◆ WRITTEN EXERCISE:
Below are some records. Pull every line that contains the word "data".

◆ THE INPUT:
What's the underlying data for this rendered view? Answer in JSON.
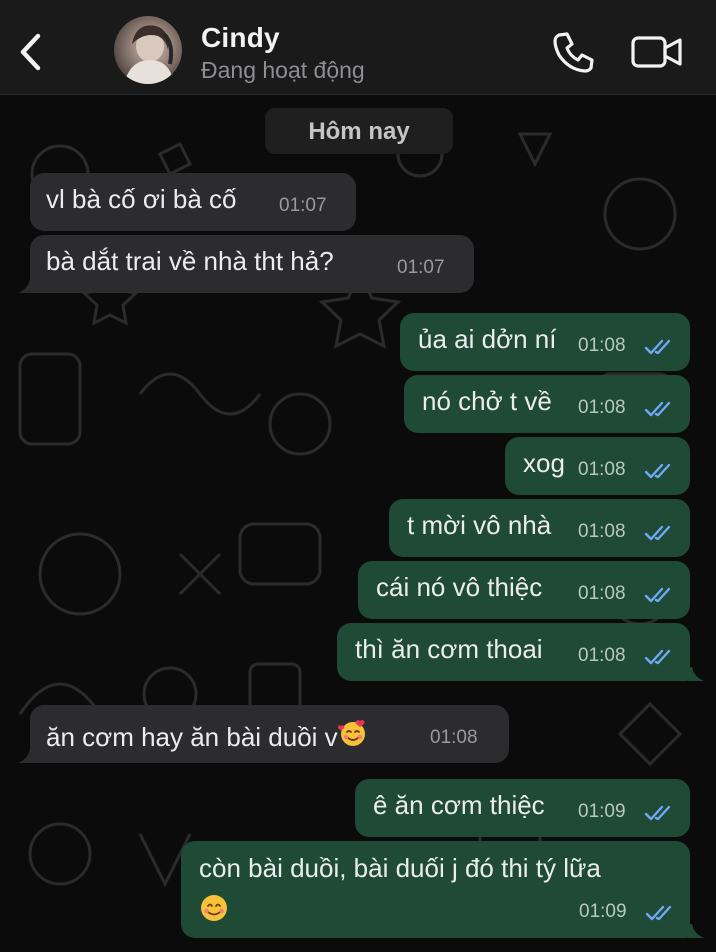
{
  "header": {
    "contact_name": "Cindy",
    "status": "Đang hoạt động",
    "back_icon": "chevron-left-icon",
    "call_icon": "phone-icon",
    "video_icon": "video-camera-icon"
  },
  "date_separator": "Hôm nay",
  "colors": {
    "incoming_bubble": "#2c2c2e",
    "outgoing_bubble": "#1f4a35",
    "read_ticks": "#6fa8f5",
    "background": "#0b0b0b"
  },
  "messages": [
    {
      "direction": "in",
      "text": "vl bà cố ơi bà cố",
      "time": "01:07"
    },
    {
      "direction": "in",
      "text": "bà dắt trai về nhà tht hả?",
      "time": "01:07"
    },
    {
      "direction": "out",
      "text": "ủa ai dởn ní",
      "time": "01:08",
      "status": "read"
    },
    {
      "direction": "out",
      "text": "nó chở t về",
      "time": "01:08",
      "status": "read"
    },
    {
      "direction": "out",
      "text": "xog",
      "time": "01:08",
      "status": "read"
    },
    {
      "direction": "out",
      "text": "t mời vô nhà",
      "time": "01:08",
      "status": "read"
    },
    {
      "direction": "out",
      "text": "cái nó vô thiệc",
      "time": "01:08",
      "status": "read"
    },
    {
      "direction": "out",
      "text": "thì ăn cơm thoai",
      "time": "01:08",
      "status": "read"
    },
    {
      "direction": "in",
      "text": "ăn cơm hay ăn bài duồi v",
      "emoji": "smiling-face-with-hearts-emoji",
      "time": "01:08"
    },
    {
      "direction": "out",
      "text": "ê ăn cơm thiệc",
      "time": "01:09",
      "status": "read"
    },
    {
      "direction": "out",
      "text": "còn bài duồi, bài duối j đó thi tý lữa",
      "emoji": "smiling-face-emoji",
      "time": "01:09",
      "status": "read"
    }
  ]
}
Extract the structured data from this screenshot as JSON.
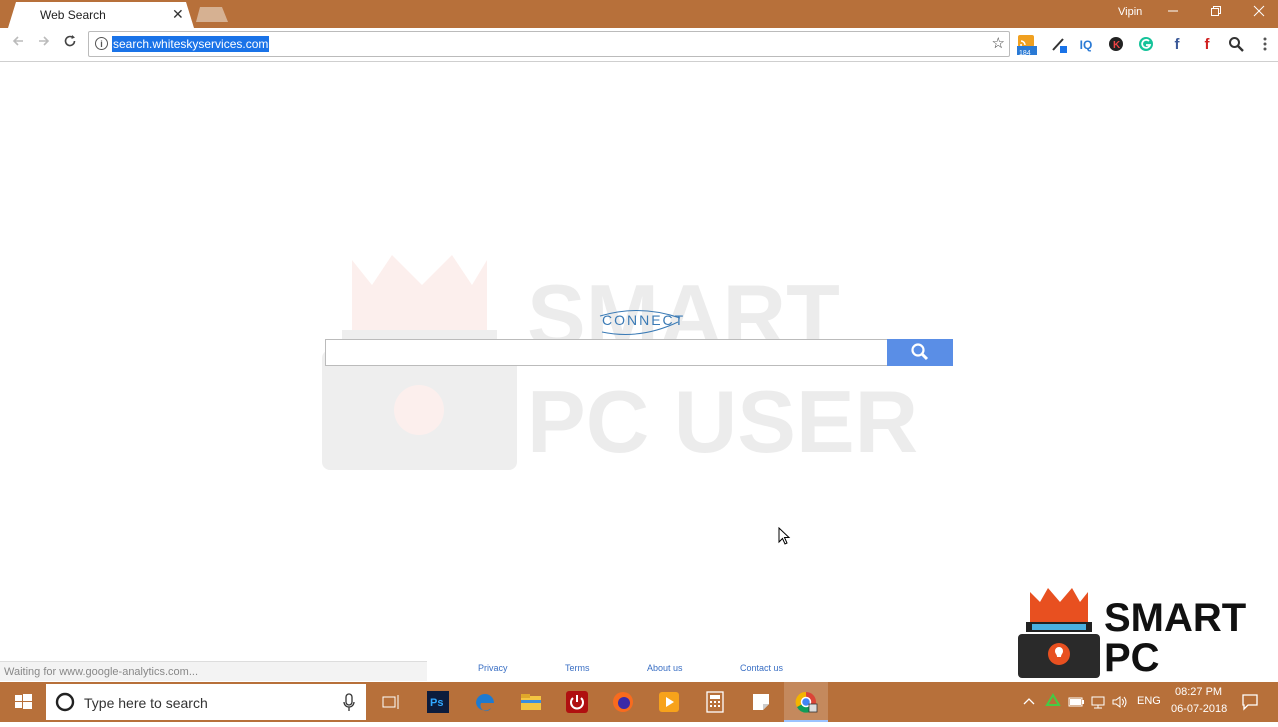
{
  "browser": {
    "tab_title": "Web Search",
    "tab_close": "✕",
    "user": "Vipin",
    "url": "search.whiteskyservices.com",
    "rss_badge": "184"
  },
  "page": {
    "logo_text": "CONNECT",
    "watermark": {
      "line1": "SMART",
      "line2": "PC USER"
    },
    "status_text": "Waiting for www.google-analytics.com...",
    "footer": [
      "Privacy",
      "Terms",
      "About us",
      "Contact us"
    ]
  },
  "brand": {
    "line1": "SMART",
    "line2": "PC USER"
  },
  "taskbar": {
    "search_placeholder": "Type here to search",
    "lang": "ENG",
    "time": "08:27 PM",
    "date": "06-07-2018"
  },
  "colors": {
    "chrome_frame": "#b7703a",
    "search_button": "#5a8ee6",
    "url_highlight": "#1a73e8"
  }
}
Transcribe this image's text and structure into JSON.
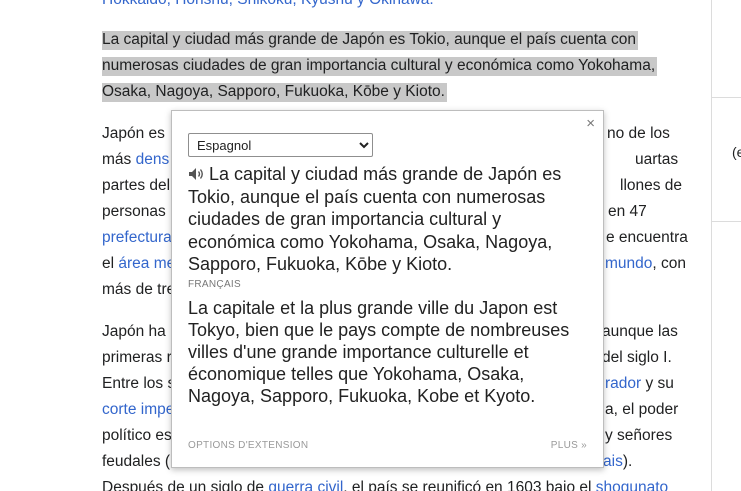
{
  "article": {
    "top_line": "Hokkaidō, Honshū, Shikoku, Kyūshū y Okinawa.",
    "selected": [
      "La capital y ciudad más grande de Japón es Tokio, aunque el país cuenta con",
      "numerosas ciudades de gran importancia cultural y económica como Yokohama,",
      "Osaka, Nagoya, Sapporo, Fukuoka, Kōbe y Kioto."
    ],
    "p2": {
      "l1_left": "Japón es",
      "l1_right": "no de los",
      "l2_left": "más",
      "l2_link": "dens",
      "l2_right": "uartas",
      "l3_left": "partes del",
      "l3_right": "llones de",
      "l4_left": "personas",
      "l4_right": "en 47",
      "l5_link": "prefectura",
      "l5_right": "e encuentra",
      "l6_left": "el",
      "l6_link": "área me",
      "l6_link_right": "mundo",
      "l6_right": ", con",
      "l7_left": "más de tre"
    },
    "p3": {
      "l1_left": "Japón ha",
      "l1_right": "aunque las",
      "l2_left": "primeras r",
      "l2_right": "del siglo I.",
      "l3_left": "Entre los s",
      "l3_link": "rador",
      "l3_right": "y su",
      "l4_link": "corte impe",
      "l4_right": "a, el poder",
      "l5_left": "político es",
      "l5_right": "y señores",
      "l6_left": "feudales (",
      "l6_link": "ais",
      "l6_right": ")."
    },
    "bottom": {
      "left": "Después de un siglo de",
      "link1": "guerra civil",
      "mid": ", el país se reunificó en 1603 bajo el",
      "link2": "shogunato"
    }
  },
  "sidebar": {
    "fragment": "(e"
  },
  "popup": {
    "close_label": "×",
    "language_selected": "Espagnol",
    "source_text": "La capital y ciudad más grande de Japón es Tokio, aunque el país cuenta con numerosas ciudades de gran importancia cultural y económica como Yokohama, Osaka, Nagoya, Sapporo, Fukuoka, Kōbe y Kioto.",
    "target_language": "FRANÇAIS",
    "translation": "La capitale et la plus grande ville du Japon est Tokyo, bien que le pays compte de nombreuses villes d'une grande importance culturelle et économique telles que Yokohama, Osaka, Nagoya, Sapporo, Fukuoka, Kobe et Kyoto.",
    "options_label": "OPTIONS D'EXTENSION",
    "more_label": "PLUS »"
  },
  "colors": {
    "link": "#3366cc",
    "selection": "#c8c8c8",
    "text": "#202122"
  },
  "icons": {
    "speaker": "speaker-icon",
    "close": "close-icon"
  }
}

◆ SOLUTION TO THIS EXERCISE:
What's the underlying data for this rendered view? Answer in JSON.
Extract the structured data from this screenshot as JSON.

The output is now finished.